DIRECTION:
Write out all the material exactly. Leave nothing out.

%%

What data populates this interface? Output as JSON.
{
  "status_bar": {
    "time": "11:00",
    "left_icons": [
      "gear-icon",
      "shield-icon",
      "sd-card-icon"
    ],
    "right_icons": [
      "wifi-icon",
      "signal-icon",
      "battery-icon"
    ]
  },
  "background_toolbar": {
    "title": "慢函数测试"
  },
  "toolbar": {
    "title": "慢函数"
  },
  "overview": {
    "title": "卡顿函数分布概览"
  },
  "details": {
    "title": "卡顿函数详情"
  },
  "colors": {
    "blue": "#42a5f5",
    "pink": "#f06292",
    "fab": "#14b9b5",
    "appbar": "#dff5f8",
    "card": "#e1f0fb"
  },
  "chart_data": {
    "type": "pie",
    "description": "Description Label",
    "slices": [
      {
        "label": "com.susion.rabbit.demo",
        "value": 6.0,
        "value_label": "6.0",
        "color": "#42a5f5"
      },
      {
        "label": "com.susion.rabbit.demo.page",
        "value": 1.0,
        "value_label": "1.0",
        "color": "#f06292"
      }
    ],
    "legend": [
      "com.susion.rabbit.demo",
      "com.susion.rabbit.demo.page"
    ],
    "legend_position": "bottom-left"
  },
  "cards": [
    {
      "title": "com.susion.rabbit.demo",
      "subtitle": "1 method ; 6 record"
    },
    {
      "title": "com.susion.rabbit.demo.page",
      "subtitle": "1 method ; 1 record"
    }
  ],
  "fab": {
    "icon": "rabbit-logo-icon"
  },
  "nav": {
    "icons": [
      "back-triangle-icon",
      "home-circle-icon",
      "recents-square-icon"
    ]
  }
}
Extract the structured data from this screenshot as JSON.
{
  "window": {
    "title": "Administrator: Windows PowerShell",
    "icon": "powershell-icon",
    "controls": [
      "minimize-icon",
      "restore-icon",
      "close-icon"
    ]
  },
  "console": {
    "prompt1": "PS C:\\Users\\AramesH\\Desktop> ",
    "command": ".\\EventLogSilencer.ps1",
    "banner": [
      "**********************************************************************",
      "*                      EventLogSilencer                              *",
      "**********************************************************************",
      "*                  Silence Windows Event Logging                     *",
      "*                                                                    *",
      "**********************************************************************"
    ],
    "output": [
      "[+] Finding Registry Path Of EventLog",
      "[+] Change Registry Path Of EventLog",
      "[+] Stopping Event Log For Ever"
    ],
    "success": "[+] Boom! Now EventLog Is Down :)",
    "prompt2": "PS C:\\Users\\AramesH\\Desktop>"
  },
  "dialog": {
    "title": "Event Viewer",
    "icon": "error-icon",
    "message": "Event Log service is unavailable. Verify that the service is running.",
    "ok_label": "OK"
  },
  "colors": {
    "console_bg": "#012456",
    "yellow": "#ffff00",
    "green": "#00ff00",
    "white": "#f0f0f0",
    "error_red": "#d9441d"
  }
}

%%

EXERCISE RESULT:
What data populates this interface? Output as JSON.
{
  "status_bar": {
    "time": "11:00",
    "left_icons": [
      "gear-icon",
      "shield-icon",
      "sd-card-icon"
    ],
    "right_icons": [
      "wifi-icon",
      "signal-icon",
      "battery-icon"
    ]
  },
  "background_toolbar": {
    "title": "慢函数测试"
  },
  "toolbar": {
    "title": "慢函数"
  },
  "overview": {
    "title": "卡顿函数分布概览"
  },
  "details": {
    "title": "卡顿函数详情"
  },
  "colors": {
    "blue": "#42a5f5",
    "pink": "#f06292",
    "fab": "#14b9b5",
    "appbar": "#dff5f8",
    "card": "#e1f0fb"
  },
  "chart_data": {
    "type": "pie",
    "description": "Description Label",
    "slices": [
      {
        "label": "com.susion.rabbit.demo",
        "value": 6.0,
        "value_label": "6.0",
        "color": "#42a5f5"
      },
      {
        "label": "com.susion.rabbit.demo.page",
        "value": 1.0,
        "value_label": "1.0",
        "color": "#f06292"
      }
    ],
    "legend": [
      "com.susion.rabbit.demo",
      "com.susion.rabbit.demo.page"
    ],
    "legend_position": "bottom-left"
  },
  "cards": [
    {
      "title": "com.susion.rabbit.demo",
      "subtitle": "1 method ; 6 record"
    },
    {
      "title": "com.susion.rabbit.demo.page",
      "subtitle": "1 method ; 1 record"
    }
  ],
  "fab": {
    "icon": "rabbit-logo-icon"
  },
  "nav": {
    "icons": [
      "back-triangle-icon",
      "home-circle-icon",
      "recents-square-icon"
    ]
  }
}
Extract the structured data from this screenshot as JSON.
{
  "window": {
    "title": "Administrator: Windows PowerShell",
    "icon": "powershell-icon",
    "controls": [
      "minimize-icon",
      "restore-icon",
      "close-icon"
    ]
  },
  "console": {
    "prompt1": "PS C:\\Users\\AramesH\\Desktop> ",
    "command": ".\\EventLogSilencer.ps1",
    "banner": [
      "**********************************************************************",
      "*                      EventLogSilencer                              *",
      "**********************************************************************",
      "*                  Silence Windows Event Logging                     *",
      "*                                                                    *",
      "**********************************************************************"
    ],
    "output": [
      "[+] Finding Registry Path Of EventLog",
      "[+] Change Registry Path Of EventLog",
      "[+] Stopping Event Log For Ever"
    ],
    "success": "[+] Boom! Now EventLog Is Down :)",
    "prompt2": "PS C:\\Users\\AramesH\\Desktop>"
  },
  "dialog": {
    "title": "Event Viewer",
    "icon": "error-icon",
    "message": "Event Log service is unavailable. Verify that the service is running.",
    "ok_label": "OK"
  },
  "colors": {
    "console_bg": "#012456",
    "yellow": "#ffff00",
    "green": "#00ff00",
    "white": "#f0f0f0",
    "error_red": "#d9441d"
  }
}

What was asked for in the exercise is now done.